## begin Items
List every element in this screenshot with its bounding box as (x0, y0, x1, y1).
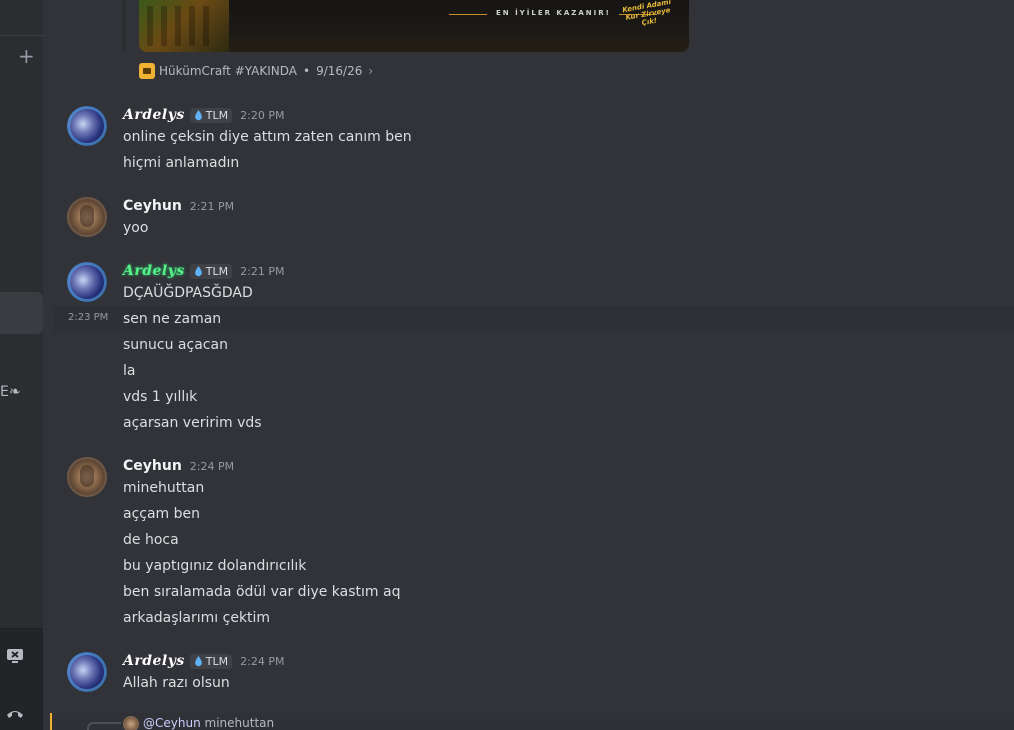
reply-avatar[interactable] (123, 716, 139, 730)
chevron-right-icon[interactable]: › (368, 64, 373, 78)
message-line: online çeksin diye attım zaten canım ben (123, 129, 412, 145)
message-line: bu yaptıgınız dolandırıcılık (123, 558, 307, 574)
avatar[interactable] (67, 457, 107, 497)
embed-date: 9/16/26 (316, 64, 363, 78)
message-line: minehuttan (123, 480, 205, 496)
sidebar-item-active[interactable] (0, 292, 43, 334)
message-line: yoo (123, 220, 149, 236)
sidebar-item-label[interactable]: E❧ (0, 384, 21, 400)
droplet-icon (194, 655, 202, 666)
guild-tag-badge[interactable]: TLM (189, 653, 233, 669)
message-header: Ardelys TLM 2:21 PM (123, 261, 284, 281)
message-header: Ardelys TLM 2:24 PM (123, 651, 284, 671)
message-line: Allah razı olsun (123, 675, 230, 691)
message-timestamp: 2:21 PM (240, 264, 285, 278)
reply-connector (87, 722, 121, 730)
message-line: sunucu açacan (123, 337, 228, 353)
username[interactable]: Ceyhun (123, 458, 182, 474)
guild-tag-badge[interactable]: TLM (189, 263, 233, 279)
message-line: açarsan veririm vds (123, 415, 262, 431)
embed-source[interactable]: HükümCraft #YAKINDA (159, 64, 297, 78)
message-line: ben sıralamada ödül var diye kastım aq (123, 584, 401, 600)
banner-stamp: Kendi Adamı Kur Zirveye Çık! (621, 0, 672, 28)
message-header: Ceyhun 2:24 PM (123, 456, 234, 476)
message-header: Ardelys TLM 2:20 PM (123, 105, 284, 125)
message-timestamp: 2:24 PM (189, 459, 235, 473)
username[interactable]: Ardelys (123, 263, 185, 279)
message-timestamp: 2:21 PM (189, 199, 235, 213)
username[interactable]: Ceyhun (123, 198, 182, 214)
message-line: sen ne zaman (123, 311, 222, 327)
reply-preview[interactable]: @Ceyhun minehuttan (143, 716, 274, 730)
message-timestamp: 2:20 PM (240, 108, 285, 122)
avatar[interactable] (67, 262, 107, 302)
screen-share-icon[interactable] (6, 648, 24, 664)
server-sidebar: + E❧ (0, 0, 43, 730)
message-line: aççam ben (123, 506, 201, 522)
sidebar-divider (0, 35, 43, 36)
guild-tag-label: TLM (205, 264, 229, 278)
droplet-icon (194, 265, 202, 276)
username[interactable]: Ardelys (123, 107, 185, 123)
message-line: de hoca (123, 532, 179, 548)
server-logo-icon (139, 63, 155, 79)
message-line: la (123, 363, 136, 379)
embed-footer: HükümCraft #YAKINDA • 9/16/26 › (139, 62, 373, 80)
guild-tag-label: TLM (205, 654, 229, 668)
banner-tagline: EN İYİLER KAZANIR! (496, 9, 611, 17)
message-line: arkadaşlarımı çektim (123, 610, 271, 626)
embed-accent-bar (122, 0, 126, 52)
embed-banner-image[interactable]: EN İYİLER KAZANIR! Kendi Adamı Kur Zirve… (139, 0, 689, 52)
message-line: hiçmi anlamadın (123, 155, 240, 171)
hover-timestamp: 2:23 PM (68, 312, 109, 323)
message-header: Ceyhun 2:21 PM (123, 196, 234, 216)
banner-art (139, 0, 229, 52)
add-channel-icon[interactable]: + (18, 44, 35, 68)
banner-rule-left (449, 14, 487, 15)
footer-separator: • (303, 64, 311, 78)
message-timestamp: 2:24 PM (240, 654, 285, 668)
message-line: vds 1 yıllık (123, 389, 198, 405)
guild-tag-badge[interactable]: TLM (189, 107, 233, 123)
message-line: DÇAÜĞDPASĞDAD (123, 285, 253, 301)
droplet-icon (194, 109, 202, 120)
avatar[interactable] (67, 197, 107, 237)
guild-tag-label: TLM (205, 108, 229, 122)
disconnect-call-icon[interactable] (5, 706, 25, 720)
avatar[interactable] (67, 652, 107, 692)
reply-snippet: minehuttan (204, 716, 275, 730)
avatar[interactable] (67, 106, 107, 146)
username[interactable]: Ardelys (123, 653, 185, 669)
reply-mention[interactable]: @Ceyhun (143, 716, 201, 730)
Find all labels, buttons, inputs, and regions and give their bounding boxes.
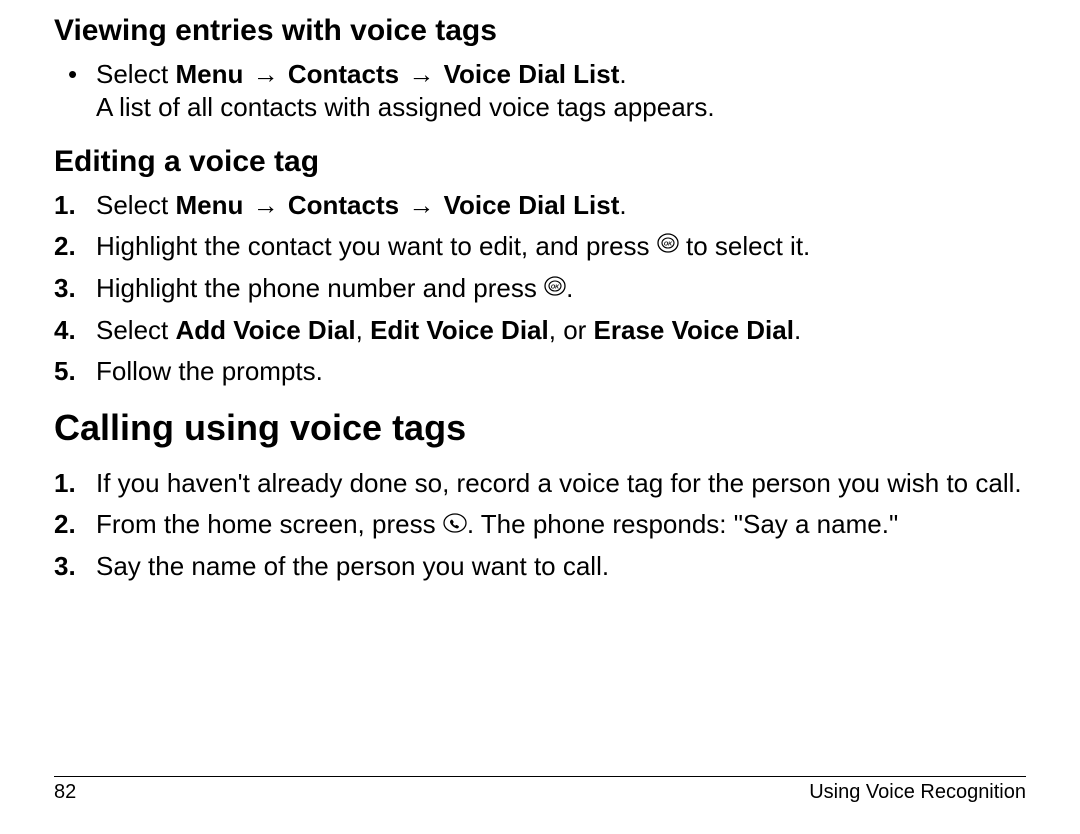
- heading-editing: Editing a voice tag: [54, 145, 1026, 179]
- list-item: 2. Highlight the contact you want to edi…: [54, 230, 1026, 264]
- text: Select: [96, 59, 176, 89]
- text: Select: [96, 315, 176, 345]
- list-item: 2. From the home screen, press . The pho…: [54, 508, 1026, 542]
- command: Erase Voice Dial: [594, 315, 794, 345]
- text: .: [619, 59, 626, 89]
- text: Highlight the contact you want to edit, …: [96, 231, 657, 261]
- text: , or: [549, 315, 594, 345]
- page-number: 82: [54, 781, 76, 804]
- step-number: 2.: [54, 230, 76, 263]
- menu-path: Menu → Contacts → Voice Dial List: [176, 59, 620, 89]
- arrow-icon: →: [406, 190, 436, 220]
- menu-path: Menu → Contacts → Voice Dial List: [176, 190, 620, 220]
- list-item: 5. Follow the prompts.: [54, 355, 1026, 388]
- svg-text:OK: OK: [664, 242, 673, 248]
- text: . The phone responds: "Say a name.": [467, 509, 898, 539]
- list-item: 1. Select Menu → Contacts → Voice Dial L…: [54, 189, 1026, 222]
- text: .: [566, 273, 573, 303]
- editing-steps: 1. Select Menu → Contacts → Voice Dial L…: [54, 189, 1026, 387]
- calling-steps: 1. If you haven't already done so, recor…: [54, 467, 1026, 582]
- text: to select it.: [679, 231, 811, 261]
- text: .: [794, 315, 801, 345]
- step-number: 3.: [54, 272, 76, 305]
- arrow-icon: →: [251, 59, 281, 89]
- step-number: 4.: [54, 314, 76, 347]
- text: A list of all contacts with assigned voi…: [96, 92, 715, 122]
- step-number: 1.: [54, 467, 76, 500]
- text: ,: [356, 315, 370, 345]
- step-number: 5.: [54, 355, 76, 388]
- arrow-icon: →: [251, 190, 281, 220]
- heading-viewing: Viewing entries with voice tags: [54, 14, 1026, 48]
- step-number: 1.: [54, 189, 76, 222]
- text: .: [619, 190, 626, 220]
- command: Edit Voice Dial: [370, 315, 549, 345]
- command: Add Voice Dial: [176, 315, 356, 345]
- text: If you haven't already done so, record a…: [96, 468, 1022, 498]
- list-item: 3. Highlight the phone number and press …: [54, 272, 1026, 306]
- text: Say the name of the person you want to c…: [96, 551, 609, 581]
- list-item: 4. Select Add Voice Dial, Edit Voice Dia…: [54, 314, 1026, 347]
- list-item: Select Menu → Contacts → Voice Dial List…: [54, 58, 1026, 123]
- text: Select: [96, 190, 176, 220]
- text: Highlight the phone number and press: [96, 273, 544, 303]
- list-item: 3. Say the name of the person you want t…: [54, 550, 1026, 583]
- page-footer: 82 Using Voice Recognition: [54, 776, 1026, 804]
- ok-key-icon: OK: [657, 229, 679, 262]
- text: From the home screen, press: [96, 509, 443, 539]
- heading-calling: Calling using voice tags: [54, 407, 1026, 449]
- arrow-icon: →: [406, 59, 436, 89]
- viewing-list: Select Menu → Contacts → Voice Dial List…: [54, 58, 1026, 123]
- section-title: Using Voice Recognition: [809, 781, 1026, 804]
- list-item: 1. If you haven't already done so, recor…: [54, 467, 1026, 500]
- call-key-icon: [443, 508, 467, 541]
- step-number: 3.: [54, 550, 76, 583]
- text: Follow the prompts.: [96, 356, 323, 386]
- ok-key-icon: OK: [544, 272, 566, 305]
- step-number: 2.: [54, 508, 76, 541]
- svg-text:OK: OK: [551, 284, 560, 290]
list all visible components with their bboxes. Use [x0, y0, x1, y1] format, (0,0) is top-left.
## end Items
● **What the exercise asks**: Reproduce the data lines verbatim, starting at the line containing "- heading-editing: Editing" and ending at the line containing "- step-number: 1.: [54, 189, 76, 222]", both included.

● **Exercise response**:
- heading-editing: Editing a voice tag: [54, 145, 1026, 179]
- list-item: 2. Highlight the contact you want to edi…: [54, 230, 1026, 264]
- text: Select: [96, 59, 176, 89]
- text: Select: [96, 315, 176, 345]
- list-item: 2. From the home screen, press . The pho…: [54, 508, 1026, 542]
- command: Erase Voice Dial: [594, 315, 794, 345]
- text: .: [619, 59, 626, 89]
- text: Highlight the contact you want to edit, …: [96, 231, 657, 261]
- text: , or: [549, 315, 594, 345]
- page-number: 82: [54, 781, 76, 804]
- step-number: 2.: [54, 230, 76, 263]
- menu-path: Menu → Contacts → Voice Dial List: [176, 59, 620, 89]
- arrow-icon: →: [406, 190, 436, 220]
- menu-path: Menu → Contacts → Voice Dial List: [176, 190, 620, 220]
- list-item: 5. Follow the prompts.: [54, 355, 1026, 388]
- svg-text:OK: OK: [664, 242, 673, 248]
- text: . The phone responds: "Say a name.": [467, 509, 898, 539]
- list-item: 1. Select Menu → Contacts → Voice Dial L…: [54, 189, 1026, 222]
- text: .: [566, 273, 573, 303]
- editing-steps: 1. Select Menu → Contacts → Voice Dial L…: [54, 189, 1026, 387]
- calling-steps: 1. If you haven't already done so, recor…: [54, 467, 1026, 582]
- text: to select it.: [679, 231, 811, 261]
- text: .: [794, 315, 801, 345]
- step-number: 3.: [54, 272, 76, 305]
- arrow-icon: →: [251, 59, 281, 89]
- step-number: 4.: [54, 314, 76, 347]
- text: A list of all contacts with assigned voi…: [96, 92, 715, 122]
- step-number: 1.: [54, 467, 76, 500]
- text: ,: [356, 315, 370, 345]
- step-number: 5.: [54, 355, 76, 388]
- arrow-icon: →: [251, 190, 281, 220]
- heading-viewing: Viewing entries with voice tags: [54, 14, 1026, 48]
- step-number: 1.: [54, 189, 76, 222]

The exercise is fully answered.